#### The task:
Gather all lines in the entries that include the word "sino".

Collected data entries
>>>

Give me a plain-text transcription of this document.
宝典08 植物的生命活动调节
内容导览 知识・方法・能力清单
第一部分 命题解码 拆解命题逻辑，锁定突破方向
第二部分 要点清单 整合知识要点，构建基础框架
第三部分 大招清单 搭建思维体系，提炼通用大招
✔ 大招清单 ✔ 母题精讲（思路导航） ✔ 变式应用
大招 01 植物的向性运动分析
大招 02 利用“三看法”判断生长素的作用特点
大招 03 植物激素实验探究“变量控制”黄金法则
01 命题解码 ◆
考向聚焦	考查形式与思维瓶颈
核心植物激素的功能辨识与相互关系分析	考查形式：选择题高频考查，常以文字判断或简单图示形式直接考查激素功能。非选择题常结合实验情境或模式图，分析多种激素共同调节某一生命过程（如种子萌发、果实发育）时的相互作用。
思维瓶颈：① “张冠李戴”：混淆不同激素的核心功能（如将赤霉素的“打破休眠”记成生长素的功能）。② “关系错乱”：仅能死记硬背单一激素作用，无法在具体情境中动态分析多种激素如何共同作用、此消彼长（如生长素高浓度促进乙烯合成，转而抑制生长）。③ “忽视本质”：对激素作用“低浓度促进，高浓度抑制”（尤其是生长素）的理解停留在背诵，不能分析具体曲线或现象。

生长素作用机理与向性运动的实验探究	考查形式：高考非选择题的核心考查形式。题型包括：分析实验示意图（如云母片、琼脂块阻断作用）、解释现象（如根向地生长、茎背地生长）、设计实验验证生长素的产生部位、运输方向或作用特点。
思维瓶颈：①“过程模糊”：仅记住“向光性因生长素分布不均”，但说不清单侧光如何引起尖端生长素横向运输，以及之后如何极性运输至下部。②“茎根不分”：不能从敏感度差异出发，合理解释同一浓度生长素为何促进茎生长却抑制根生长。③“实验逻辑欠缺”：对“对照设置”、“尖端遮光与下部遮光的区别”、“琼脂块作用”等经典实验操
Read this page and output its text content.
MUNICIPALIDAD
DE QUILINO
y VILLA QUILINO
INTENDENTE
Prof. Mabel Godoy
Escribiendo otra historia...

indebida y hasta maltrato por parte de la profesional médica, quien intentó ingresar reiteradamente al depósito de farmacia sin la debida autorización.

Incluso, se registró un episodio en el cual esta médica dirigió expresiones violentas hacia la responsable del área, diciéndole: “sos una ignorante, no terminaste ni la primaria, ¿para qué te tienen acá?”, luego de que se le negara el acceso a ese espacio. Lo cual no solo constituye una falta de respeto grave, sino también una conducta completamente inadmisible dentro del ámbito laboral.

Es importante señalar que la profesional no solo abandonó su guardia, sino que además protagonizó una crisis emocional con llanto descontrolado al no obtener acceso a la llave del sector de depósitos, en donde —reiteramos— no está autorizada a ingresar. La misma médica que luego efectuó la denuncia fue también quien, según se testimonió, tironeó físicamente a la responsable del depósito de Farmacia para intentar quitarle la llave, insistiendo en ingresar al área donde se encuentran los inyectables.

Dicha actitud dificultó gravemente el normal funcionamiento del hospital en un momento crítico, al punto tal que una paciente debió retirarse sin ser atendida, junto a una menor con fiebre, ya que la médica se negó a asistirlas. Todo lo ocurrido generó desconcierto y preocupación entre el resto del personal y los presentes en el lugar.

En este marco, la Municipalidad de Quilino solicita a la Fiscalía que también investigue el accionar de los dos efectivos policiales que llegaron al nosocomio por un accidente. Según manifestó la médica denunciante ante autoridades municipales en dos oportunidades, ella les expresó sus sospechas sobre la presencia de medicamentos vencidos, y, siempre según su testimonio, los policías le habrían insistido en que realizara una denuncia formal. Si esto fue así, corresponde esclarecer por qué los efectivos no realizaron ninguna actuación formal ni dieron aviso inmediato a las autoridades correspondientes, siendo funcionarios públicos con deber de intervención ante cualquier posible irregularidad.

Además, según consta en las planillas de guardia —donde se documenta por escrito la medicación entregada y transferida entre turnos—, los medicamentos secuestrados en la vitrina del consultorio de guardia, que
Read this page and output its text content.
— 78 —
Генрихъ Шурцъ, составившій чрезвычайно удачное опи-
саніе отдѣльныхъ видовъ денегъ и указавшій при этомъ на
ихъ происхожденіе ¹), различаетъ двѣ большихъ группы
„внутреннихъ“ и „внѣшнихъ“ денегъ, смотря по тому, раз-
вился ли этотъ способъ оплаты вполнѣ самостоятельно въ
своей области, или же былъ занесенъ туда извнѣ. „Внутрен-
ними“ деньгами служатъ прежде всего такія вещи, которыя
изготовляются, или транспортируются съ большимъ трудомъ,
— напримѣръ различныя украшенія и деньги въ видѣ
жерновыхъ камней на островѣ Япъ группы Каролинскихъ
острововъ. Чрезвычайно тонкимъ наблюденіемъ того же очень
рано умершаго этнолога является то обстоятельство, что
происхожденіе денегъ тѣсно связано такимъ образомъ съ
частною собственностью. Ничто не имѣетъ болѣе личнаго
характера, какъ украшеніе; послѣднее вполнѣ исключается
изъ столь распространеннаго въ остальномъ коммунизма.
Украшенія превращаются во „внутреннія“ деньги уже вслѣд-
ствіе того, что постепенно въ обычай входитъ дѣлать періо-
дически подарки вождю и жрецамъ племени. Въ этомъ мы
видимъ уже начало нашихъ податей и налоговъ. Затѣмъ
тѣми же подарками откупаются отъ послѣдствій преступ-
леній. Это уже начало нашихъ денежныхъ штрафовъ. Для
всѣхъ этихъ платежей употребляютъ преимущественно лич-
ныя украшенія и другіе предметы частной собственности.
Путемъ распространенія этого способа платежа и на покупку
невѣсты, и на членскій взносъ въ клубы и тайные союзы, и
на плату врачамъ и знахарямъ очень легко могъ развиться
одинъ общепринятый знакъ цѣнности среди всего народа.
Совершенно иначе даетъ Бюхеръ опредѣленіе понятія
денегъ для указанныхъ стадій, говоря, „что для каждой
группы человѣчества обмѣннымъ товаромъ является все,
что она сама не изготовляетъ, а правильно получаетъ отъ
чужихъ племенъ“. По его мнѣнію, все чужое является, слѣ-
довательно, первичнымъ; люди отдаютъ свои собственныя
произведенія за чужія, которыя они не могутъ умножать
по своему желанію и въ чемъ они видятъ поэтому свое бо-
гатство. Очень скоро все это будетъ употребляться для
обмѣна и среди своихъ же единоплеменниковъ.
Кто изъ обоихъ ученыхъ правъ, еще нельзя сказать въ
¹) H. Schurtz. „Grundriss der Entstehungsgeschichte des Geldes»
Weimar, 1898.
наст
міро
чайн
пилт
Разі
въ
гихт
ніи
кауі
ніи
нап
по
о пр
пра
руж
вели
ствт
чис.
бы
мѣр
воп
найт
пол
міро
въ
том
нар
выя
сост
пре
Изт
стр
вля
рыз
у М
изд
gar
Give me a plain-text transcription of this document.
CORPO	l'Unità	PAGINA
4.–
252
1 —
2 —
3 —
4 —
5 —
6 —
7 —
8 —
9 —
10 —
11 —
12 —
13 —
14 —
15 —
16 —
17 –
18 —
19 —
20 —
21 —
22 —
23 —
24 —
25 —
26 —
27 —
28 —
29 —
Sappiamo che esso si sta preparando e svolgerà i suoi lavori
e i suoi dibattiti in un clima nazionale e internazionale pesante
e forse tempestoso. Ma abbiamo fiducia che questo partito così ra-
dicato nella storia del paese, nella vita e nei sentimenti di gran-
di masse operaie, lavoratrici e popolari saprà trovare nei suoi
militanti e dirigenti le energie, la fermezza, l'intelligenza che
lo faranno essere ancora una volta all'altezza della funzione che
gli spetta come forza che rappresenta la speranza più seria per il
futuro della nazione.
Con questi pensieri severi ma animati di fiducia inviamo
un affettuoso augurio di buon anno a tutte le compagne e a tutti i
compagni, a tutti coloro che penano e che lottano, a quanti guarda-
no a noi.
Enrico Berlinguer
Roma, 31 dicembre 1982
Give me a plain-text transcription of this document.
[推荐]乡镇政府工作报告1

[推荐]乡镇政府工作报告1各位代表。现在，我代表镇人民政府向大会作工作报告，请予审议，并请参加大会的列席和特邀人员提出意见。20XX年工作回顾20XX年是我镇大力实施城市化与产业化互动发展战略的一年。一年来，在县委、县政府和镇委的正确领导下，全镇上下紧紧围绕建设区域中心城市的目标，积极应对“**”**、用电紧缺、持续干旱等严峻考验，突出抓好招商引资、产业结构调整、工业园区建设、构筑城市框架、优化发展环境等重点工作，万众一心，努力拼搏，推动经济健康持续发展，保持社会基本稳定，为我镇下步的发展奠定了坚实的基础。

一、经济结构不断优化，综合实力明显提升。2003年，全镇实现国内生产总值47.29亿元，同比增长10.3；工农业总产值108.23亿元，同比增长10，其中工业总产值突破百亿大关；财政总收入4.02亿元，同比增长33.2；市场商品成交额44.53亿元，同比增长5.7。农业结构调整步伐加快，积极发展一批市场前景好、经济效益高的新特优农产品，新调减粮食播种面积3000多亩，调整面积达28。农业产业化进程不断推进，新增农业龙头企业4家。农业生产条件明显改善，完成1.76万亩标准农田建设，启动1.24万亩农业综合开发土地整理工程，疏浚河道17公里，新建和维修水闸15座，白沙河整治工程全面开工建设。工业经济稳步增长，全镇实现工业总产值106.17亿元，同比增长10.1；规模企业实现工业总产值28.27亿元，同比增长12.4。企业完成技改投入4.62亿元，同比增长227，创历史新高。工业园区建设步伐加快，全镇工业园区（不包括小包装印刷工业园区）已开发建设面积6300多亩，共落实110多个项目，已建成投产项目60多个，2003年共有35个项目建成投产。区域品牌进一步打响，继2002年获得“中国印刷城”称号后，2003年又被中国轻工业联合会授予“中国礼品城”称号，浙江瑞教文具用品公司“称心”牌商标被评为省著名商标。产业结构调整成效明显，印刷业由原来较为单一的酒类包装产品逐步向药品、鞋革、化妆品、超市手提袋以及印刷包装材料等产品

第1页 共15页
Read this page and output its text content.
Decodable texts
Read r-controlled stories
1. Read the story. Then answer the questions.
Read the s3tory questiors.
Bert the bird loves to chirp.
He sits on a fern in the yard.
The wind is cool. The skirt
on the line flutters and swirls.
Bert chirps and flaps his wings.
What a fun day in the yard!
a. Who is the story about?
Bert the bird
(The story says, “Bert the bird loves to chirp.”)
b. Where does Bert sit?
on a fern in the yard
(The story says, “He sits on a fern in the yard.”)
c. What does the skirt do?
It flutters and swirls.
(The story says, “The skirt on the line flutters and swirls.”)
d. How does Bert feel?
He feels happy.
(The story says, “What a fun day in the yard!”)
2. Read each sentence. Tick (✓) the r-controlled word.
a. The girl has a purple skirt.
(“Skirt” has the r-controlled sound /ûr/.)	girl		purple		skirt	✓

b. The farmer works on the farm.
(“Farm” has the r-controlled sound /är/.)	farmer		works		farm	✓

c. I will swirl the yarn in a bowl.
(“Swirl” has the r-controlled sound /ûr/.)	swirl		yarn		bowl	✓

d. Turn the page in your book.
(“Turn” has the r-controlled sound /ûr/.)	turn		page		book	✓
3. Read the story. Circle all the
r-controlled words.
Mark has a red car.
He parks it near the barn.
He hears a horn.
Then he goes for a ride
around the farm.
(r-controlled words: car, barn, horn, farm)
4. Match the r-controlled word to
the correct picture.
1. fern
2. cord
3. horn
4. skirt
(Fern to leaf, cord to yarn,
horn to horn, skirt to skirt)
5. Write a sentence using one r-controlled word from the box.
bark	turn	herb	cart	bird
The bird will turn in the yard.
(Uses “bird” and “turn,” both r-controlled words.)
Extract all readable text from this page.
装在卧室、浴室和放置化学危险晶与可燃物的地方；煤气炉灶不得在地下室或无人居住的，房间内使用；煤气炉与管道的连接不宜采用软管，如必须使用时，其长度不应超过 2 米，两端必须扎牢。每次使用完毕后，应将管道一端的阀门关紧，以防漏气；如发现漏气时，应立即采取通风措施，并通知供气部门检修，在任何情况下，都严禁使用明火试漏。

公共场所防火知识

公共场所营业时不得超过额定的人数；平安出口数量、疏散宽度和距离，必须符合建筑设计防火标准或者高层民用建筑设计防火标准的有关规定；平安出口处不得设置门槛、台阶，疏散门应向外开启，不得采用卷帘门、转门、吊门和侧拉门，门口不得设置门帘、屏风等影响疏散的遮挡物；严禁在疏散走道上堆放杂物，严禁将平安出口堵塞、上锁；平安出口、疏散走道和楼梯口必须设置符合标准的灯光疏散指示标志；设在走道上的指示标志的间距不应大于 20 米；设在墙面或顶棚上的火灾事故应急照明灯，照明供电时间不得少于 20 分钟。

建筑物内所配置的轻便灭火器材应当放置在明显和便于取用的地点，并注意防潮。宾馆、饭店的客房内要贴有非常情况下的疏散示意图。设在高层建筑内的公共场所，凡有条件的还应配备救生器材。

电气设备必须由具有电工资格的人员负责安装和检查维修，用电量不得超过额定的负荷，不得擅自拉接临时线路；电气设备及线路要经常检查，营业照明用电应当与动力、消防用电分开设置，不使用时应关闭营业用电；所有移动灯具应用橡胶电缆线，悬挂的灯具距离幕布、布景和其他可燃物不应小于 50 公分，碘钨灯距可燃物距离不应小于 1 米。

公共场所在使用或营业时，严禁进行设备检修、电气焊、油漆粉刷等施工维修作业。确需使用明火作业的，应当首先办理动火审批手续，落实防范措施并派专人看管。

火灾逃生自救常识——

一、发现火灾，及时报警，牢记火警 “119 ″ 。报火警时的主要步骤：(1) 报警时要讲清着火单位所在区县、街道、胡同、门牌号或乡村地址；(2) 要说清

<<<

#### Solution to the exercise:
Incluso, se registró un episodio en el cual esta médica dirigió expresiones violentas hacia la responsable del área, diciéndole: “sos una ignorante, no terminaste ni la primaria, ¿para qué te tienen acá?”, luego de que se le negara el acceso a ese espacio. Lo cual no solo constituye una falta de respeto grave, sino también una conducta completamente inadmisible dentro del ámbito laboral.
Es importante señalar que la profesional no solo abandonó su guardia, sino que además protagonizó una crisis emocional con llanto descontrolado al no obtener acceso a la llave del sector de depósitos, en donde —reiteramos— no está autorizada a ingresar. La misma médica que luego efectuó la denuncia fue también quien, según se testimonió, tironeó físicamente a la responsable del depósito de Farmacia para intentar quitarle la llave, insistiendo en ingresar al área donde se encuentran los inyectables.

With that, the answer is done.